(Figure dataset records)
* * * *
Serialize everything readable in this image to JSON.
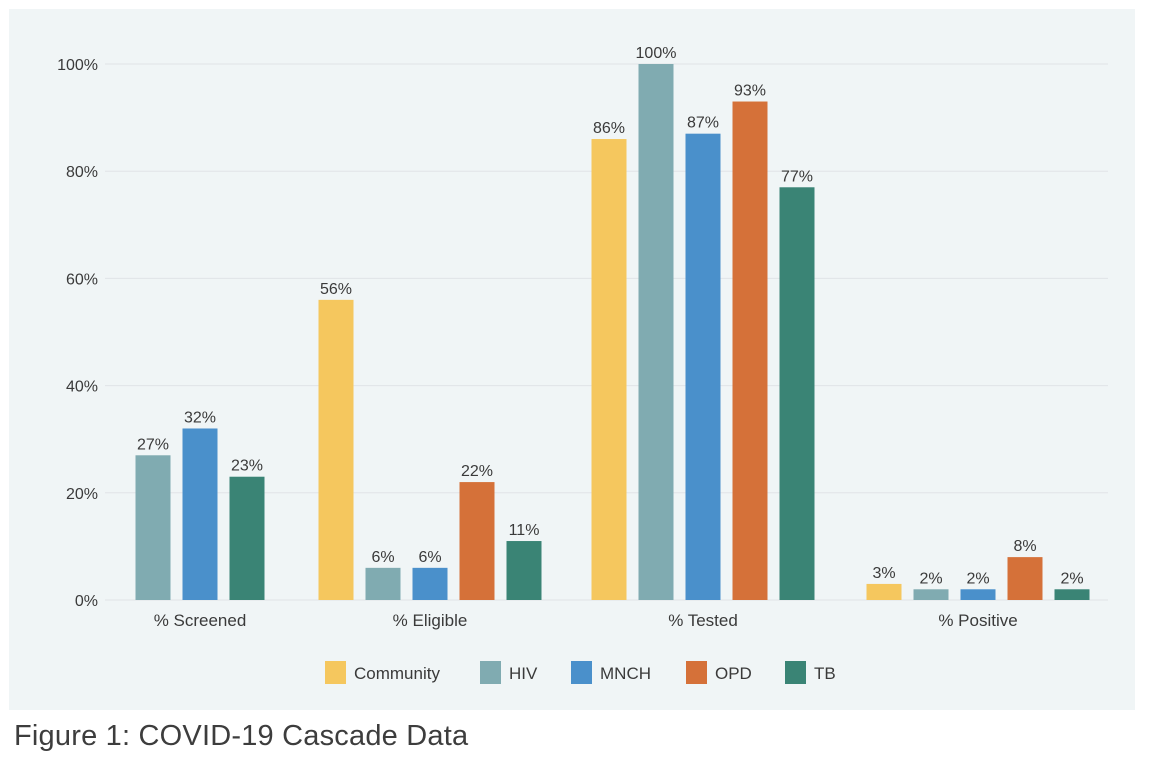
{
  "caption": "Figure 1: COVID-19 Cascade Data",
  "chart_data": {
    "type": "bar",
    "title": "",
    "xlabel": "",
    "ylabel": "",
    "ylim": [
      0,
      100
    ],
    "yticks": [
      0,
      20,
      40,
      60,
      80,
      100
    ],
    "ytick_labels": [
      "0%",
      "20%",
      "40%",
      "60%",
      "80%",
      "100%"
    ],
    "grid": true,
    "legend_position": "bottom-center",
    "categories": [
      "% Screened",
      "% Eligible",
      "% Tested",
      "% Positive"
    ],
    "series": [
      {
        "name": "Community",
        "color": "#f5c75e",
        "values": [
          null,
          56,
          86,
          3
        ],
        "labels": [
          null,
          "56%",
          "86%",
          "3%"
        ]
      },
      {
        "name": "HIV",
        "color": "#80abb1",
        "values": [
          27,
          6,
          100,
          2
        ],
        "labels": [
          "27%",
          "6%",
          "100%",
          "2%"
        ]
      },
      {
        "name": "MNCH",
        "color": "#4a90cb",
        "values": [
          32,
          6,
          87,
          2
        ],
        "labels": [
          "32%",
          "6%",
          "87%",
          "2%"
        ]
      },
      {
        "name": "OPD",
        "color": "#d57139",
        "values": [
          null,
          22,
          93,
          8
        ],
        "labels": [
          null,
          "22%",
          "93%",
          "8%"
        ]
      },
      {
        "name": "TB",
        "color": "#3a8475",
        "values": [
          23,
          11,
          77,
          2
        ],
        "labels": [
          "23%",
          "11%",
          "77%",
          "2%"
        ]
      }
    ]
  }
}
* * * *
• [Written instruction]:
Make an exact copy of every record, pictures excluded.

• [Answer to the exercise]:
Serialize everything readable in this image to JSON.
{
  "caption": "Figure 1: COVID-19 Cascade Data",
  "chart_data": {
    "type": "bar",
    "title": "",
    "xlabel": "",
    "ylabel": "",
    "ylim": [
      0,
      100
    ],
    "yticks": [
      0,
      20,
      40,
      60,
      80,
      100
    ],
    "ytick_labels": [
      "0%",
      "20%",
      "40%",
      "60%",
      "80%",
      "100%"
    ],
    "grid": true,
    "legend_position": "bottom-center",
    "categories": [
      "% Screened",
      "% Eligible",
      "% Tested",
      "% Positive"
    ],
    "series": [
      {
        "name": "Community",
        "color": "#f5c75e",
        "values": [
          null,
          56,
          86,
          3
        ],
        "labels": [
          null,
          "56%",
          "86%",
          "3%"
        ]
      },
      {
        "name": "HIV",
        "color": "#80abb1",
        "values": [
          27,
          6,
          100,
          2
        ],
        "labels": [
          "27%",
          "6%",
          "100%",
          "2%"
        ]
      },
      {
        "name": "MNCH",
        "color": "#4a90cb",
        "values": [
          32,
          6,
          87,
          2
        ],
        "labels": [
          "32%",
          "6%",
          "87%",
          "2%"
        ]
      },
      {
        "name": "OPD",
        "color": "#d57139",
        "values": [
          null,
          22,
          93,
          8
        ],
        "labels": [
          null,
          "22%",
          "93%",
          "8%"
        ]
      },
      {
        "name": "TB",
        "color": "#3a8475",
        "values": [
          23,
          11,
          77,
          2
        ],
        "labels": [
          "23%",
          "11%",
          "77%",
          "2%"
        ]
      }
    ]
  }
}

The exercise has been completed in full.